START Records shown
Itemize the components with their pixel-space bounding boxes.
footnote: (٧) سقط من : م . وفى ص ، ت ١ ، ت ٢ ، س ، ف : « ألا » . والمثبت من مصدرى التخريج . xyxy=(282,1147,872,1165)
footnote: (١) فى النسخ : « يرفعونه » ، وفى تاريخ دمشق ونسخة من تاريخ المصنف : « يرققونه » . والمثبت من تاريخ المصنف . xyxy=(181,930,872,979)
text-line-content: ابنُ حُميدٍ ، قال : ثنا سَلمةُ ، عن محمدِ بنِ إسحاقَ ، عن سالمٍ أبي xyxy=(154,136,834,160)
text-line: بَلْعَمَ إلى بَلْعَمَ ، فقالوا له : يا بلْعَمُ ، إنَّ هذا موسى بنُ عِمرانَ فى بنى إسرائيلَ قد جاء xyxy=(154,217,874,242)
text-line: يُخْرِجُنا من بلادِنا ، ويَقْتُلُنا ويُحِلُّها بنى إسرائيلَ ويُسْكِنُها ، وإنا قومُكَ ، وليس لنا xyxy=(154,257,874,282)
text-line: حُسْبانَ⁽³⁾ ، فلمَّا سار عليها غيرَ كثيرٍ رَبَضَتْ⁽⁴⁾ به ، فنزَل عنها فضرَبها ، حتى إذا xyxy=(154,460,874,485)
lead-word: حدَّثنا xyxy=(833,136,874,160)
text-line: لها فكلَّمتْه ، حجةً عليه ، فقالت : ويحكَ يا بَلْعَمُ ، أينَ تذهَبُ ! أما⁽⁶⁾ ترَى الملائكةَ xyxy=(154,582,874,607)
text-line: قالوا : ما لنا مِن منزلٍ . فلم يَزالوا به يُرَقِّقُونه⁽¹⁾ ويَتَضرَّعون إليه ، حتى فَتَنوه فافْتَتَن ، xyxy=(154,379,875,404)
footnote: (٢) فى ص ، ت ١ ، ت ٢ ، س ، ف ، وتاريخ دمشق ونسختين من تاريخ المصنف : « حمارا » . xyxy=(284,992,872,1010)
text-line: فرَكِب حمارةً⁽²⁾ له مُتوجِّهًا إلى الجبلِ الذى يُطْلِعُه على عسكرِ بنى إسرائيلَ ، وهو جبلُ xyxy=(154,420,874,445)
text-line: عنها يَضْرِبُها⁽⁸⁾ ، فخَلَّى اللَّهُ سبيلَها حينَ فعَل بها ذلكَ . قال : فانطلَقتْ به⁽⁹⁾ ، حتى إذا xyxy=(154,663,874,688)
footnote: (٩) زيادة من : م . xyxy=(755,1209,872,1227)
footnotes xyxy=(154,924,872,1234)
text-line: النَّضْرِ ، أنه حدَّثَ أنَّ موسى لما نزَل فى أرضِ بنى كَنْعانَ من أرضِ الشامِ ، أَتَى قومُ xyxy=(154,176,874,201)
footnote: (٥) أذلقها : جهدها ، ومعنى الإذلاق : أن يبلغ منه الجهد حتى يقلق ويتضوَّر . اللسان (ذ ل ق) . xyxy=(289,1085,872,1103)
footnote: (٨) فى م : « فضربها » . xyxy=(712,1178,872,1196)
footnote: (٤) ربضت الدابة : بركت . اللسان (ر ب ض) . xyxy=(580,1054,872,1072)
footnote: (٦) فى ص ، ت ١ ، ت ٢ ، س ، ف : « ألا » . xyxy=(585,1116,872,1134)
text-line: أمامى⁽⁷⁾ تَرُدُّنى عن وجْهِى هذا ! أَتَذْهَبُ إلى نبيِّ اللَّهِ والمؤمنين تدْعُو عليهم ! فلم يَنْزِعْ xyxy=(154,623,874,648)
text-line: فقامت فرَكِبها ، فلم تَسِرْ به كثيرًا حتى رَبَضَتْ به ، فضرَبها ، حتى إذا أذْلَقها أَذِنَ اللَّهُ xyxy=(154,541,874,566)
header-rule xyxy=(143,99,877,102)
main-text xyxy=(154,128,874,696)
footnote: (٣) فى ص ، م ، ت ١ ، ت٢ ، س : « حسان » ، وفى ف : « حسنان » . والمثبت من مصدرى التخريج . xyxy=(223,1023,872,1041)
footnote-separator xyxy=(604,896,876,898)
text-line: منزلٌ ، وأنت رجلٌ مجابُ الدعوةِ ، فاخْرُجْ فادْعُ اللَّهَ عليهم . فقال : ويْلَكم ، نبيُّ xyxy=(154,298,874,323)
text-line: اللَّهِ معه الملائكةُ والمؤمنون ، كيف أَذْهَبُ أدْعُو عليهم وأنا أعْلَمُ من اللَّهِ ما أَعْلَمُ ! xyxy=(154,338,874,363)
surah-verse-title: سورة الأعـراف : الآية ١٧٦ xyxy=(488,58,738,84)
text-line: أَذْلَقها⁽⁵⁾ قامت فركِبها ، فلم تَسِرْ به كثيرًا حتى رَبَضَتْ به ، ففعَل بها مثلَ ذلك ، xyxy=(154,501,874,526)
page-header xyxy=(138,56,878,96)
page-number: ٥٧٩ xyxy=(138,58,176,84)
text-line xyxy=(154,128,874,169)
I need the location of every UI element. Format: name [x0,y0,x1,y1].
END Records shown
START Records shown
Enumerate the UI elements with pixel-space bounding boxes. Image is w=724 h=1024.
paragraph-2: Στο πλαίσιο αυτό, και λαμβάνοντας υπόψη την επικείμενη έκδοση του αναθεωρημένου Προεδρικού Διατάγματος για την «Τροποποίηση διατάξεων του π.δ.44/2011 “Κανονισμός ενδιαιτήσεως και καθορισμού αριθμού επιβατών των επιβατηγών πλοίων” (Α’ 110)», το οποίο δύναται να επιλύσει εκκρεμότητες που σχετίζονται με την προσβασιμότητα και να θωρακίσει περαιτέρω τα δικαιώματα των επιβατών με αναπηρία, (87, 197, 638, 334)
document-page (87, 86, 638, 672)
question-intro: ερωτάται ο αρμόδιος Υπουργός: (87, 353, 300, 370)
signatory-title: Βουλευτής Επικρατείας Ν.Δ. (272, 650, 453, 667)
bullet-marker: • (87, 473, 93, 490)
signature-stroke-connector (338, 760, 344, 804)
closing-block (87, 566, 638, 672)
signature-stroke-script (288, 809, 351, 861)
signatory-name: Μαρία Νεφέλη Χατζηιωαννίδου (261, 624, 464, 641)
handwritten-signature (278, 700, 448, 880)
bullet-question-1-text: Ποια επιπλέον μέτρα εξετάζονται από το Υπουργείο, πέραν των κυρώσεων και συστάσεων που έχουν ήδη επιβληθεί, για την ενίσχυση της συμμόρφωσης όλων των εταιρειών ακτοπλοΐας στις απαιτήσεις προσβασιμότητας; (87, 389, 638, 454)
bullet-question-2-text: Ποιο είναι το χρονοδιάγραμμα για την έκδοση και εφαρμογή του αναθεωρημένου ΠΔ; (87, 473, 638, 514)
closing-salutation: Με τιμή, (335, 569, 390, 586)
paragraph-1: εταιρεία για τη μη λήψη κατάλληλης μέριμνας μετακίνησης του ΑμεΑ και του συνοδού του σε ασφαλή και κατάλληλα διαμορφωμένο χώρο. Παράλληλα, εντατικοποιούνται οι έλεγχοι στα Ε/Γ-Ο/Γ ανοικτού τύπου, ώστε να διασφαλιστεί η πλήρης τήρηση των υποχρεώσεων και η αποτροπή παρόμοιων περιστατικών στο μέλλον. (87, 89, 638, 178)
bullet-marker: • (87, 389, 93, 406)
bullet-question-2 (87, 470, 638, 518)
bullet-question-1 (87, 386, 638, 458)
END Records shown
Job: Reproduce the listing lines verbatim, starting with the line that contains "Itemize the components" and going on through the line that contains "text-line: لها فكلَّمتْه".

Solution:
Itemize the components with their pixel-space bounding boxes.
footnote: (٧) سقط من : م . وفى ص ، ت ١ ، ت ٢ ، س ، ف : « ألا » . والمثبت من مصدرى التخريج . xyxy=(282,1147,872,1165)
footnote: (١) فى النسخ : « يرفعونه » ، وفى تاريخ دمشق ونسخة من تاريخ المصنف : « يرققونه » . والمثبت من تاريخ المصنف . xyxy=(181,930,872,979)
text-line-content: ابنُ حُميدٍ ، قال : ثنا سَلمةُ ، عن محمدِ بنِ إسحاقَ ، عن سالمٍ أبي xyxy=(154,136,834,160)
text-line: بَلْعَمَ إلى بَلْعَمَ ، فقالوا له : يا بلْعَمُ ، إنَّ هذا موسى بنُ عِمرانَ فى بنى إسرائيلَ قد جاء xyxy=(154,217,874,242)
text-line: يُخْرِجُنا من بلادِنا ، ويَقْتُلُنا ويُحِلُّها بنى إسرائيلَ ويُسْكِنُها ، وإنا قومُكَ ، وليس لنا xyxy=(154,257,874,282)
text-line: حُسْبانَ⁽³⁾ ، فلمَّا سار عليها غيرَ كثيرٍ رَبَضَتْ⁽⁴⁾ به ، فنزَل عنها فضرَبها ، حتى إذا xyxy=(154,460,874,485)
lead-word: حدَّثنا xyxy=(833,136,874,160)
text-line: لها فكلَّمتْه ، حجةً عليه ، فقالت : ويحكَ يا بَلْعَمُ ، أينَ تذهَبُ ! أما⁽⁶⁾ ترَى الملائكةَ xyxy=(154,582,874,607)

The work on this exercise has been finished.